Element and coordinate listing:
>> START
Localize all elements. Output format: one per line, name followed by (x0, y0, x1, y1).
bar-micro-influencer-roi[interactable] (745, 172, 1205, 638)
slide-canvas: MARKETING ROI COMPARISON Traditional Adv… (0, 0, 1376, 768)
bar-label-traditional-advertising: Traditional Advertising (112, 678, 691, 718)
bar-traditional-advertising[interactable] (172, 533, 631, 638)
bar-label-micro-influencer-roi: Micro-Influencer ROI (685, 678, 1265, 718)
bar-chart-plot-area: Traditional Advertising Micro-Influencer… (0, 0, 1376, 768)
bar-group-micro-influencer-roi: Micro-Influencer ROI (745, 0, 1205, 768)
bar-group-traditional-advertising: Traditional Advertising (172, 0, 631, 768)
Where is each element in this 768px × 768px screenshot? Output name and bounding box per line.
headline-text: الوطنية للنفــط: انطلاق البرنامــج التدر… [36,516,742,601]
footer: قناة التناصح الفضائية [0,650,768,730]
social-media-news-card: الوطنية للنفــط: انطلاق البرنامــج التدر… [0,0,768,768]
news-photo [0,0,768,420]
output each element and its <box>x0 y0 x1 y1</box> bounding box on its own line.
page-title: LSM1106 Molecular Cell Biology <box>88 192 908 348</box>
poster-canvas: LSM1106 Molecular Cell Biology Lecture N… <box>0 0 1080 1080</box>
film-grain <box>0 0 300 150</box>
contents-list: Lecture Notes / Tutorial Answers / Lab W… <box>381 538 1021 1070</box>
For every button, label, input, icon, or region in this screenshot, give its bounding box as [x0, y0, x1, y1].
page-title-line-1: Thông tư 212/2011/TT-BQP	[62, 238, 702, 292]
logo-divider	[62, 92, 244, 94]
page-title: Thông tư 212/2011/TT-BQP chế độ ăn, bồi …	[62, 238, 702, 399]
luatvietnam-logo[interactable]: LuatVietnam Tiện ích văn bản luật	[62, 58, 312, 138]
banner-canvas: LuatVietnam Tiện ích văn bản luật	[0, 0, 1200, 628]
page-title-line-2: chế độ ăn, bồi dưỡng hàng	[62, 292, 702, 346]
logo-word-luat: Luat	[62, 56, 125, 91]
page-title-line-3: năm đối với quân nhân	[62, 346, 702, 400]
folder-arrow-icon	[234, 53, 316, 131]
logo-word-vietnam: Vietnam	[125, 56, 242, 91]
>> END
> **REQUEST**
Quote the entire listing above line by line, without changing any character.

> **SOLUTION FOR THIS TASK**
Localize all elements. Output format: one per line, name followed by (x0, y0, x1, y1).
bar-micro-influencer-roi[interactable] (745, 172, 1205, 638)
slide-canvas: MARKETING ROI COMPARISON Traditional Adv… (0, 0, 1376, 768)
bar-label-traditional-advertising: Traditional Advertising (112, 678, 691, 718)
bar-traditional-advertising[interactable] (172, 533, 631, 638)
bar-label-micro-influencer-roi: Micro-Influencer ROI (685, 678, 1265, 718)
bar-chart-plot-area: Traditional Advertising Micro-Influencer… (0, 0, 1376, 768)
bar-group-micro-influencer-roi: Micro-Influencer ROI (745, 0, 1205, 768)
bar-group-traditional-advertising: Traditional Advertising (172, 0, 631, 768)
Where is each element in this 768px × 768px screenshot? Output name and bounding box per line.
headline-text: الوطنية للنفــط: انطلاق البرنامــج التدر… [36,516,742,601]
footer: قناة التناصح الفضائية [0,650,768,730]
social-media-news-card: الوطنية للنفــط: انطلاق البرنامــج التدر… [0,0,768,768]
news-photo [0,0,768,420]
output each element and its <box>x0 y0 x1 y1</box> bounding box on its own line.
page-title: LSM1106 Molecular Cell Biology <box>88 192 908 348</box>
poster-canvas: LSM1106 Molecular Cell Biology Lecture N… <box>0 0 1080 1080</box>
film-grain <box>0 0 300 150</box>
contents-list: Lecture Notes / Tutorial Answers / Lab W… <box>381 538 1021 1070</box>
For every button, label, input, icon, or region in this screenshot, give its bounding box as [x0, y0, x1, y1].
page-title-line-1: Thông tư 212/2011/TT-BQP	[62, 238, 702, 292]
logo-divider	[62, 92, 244, 94]
page-title: Thông tư 212/2011/TT-BQP chế độ ăn, bồi …	[62, 238, 702, 399]
luatvietnam-logo[interactable]: LuatVietnam Tiện ích văn bản luật	[62, 58, 312, 138]
banner-canvas: LuatVietnam Tiện ích văn bản luật	[0, 0, 1200, 628]
page-title-line-2: chế độ ăn, bồi dưỡng hàng	[62, 292, 702, 346]
logo-word-luat: Luat	[62, 56, 125, 91]
page-title-line-3: năm đối với quân nhân	[62, 346, 702, 400]
folder-arrow-icon	[234, 53, 316, 131]
logo-word-vietnam: Vietnam	[125, 56, 242, 91]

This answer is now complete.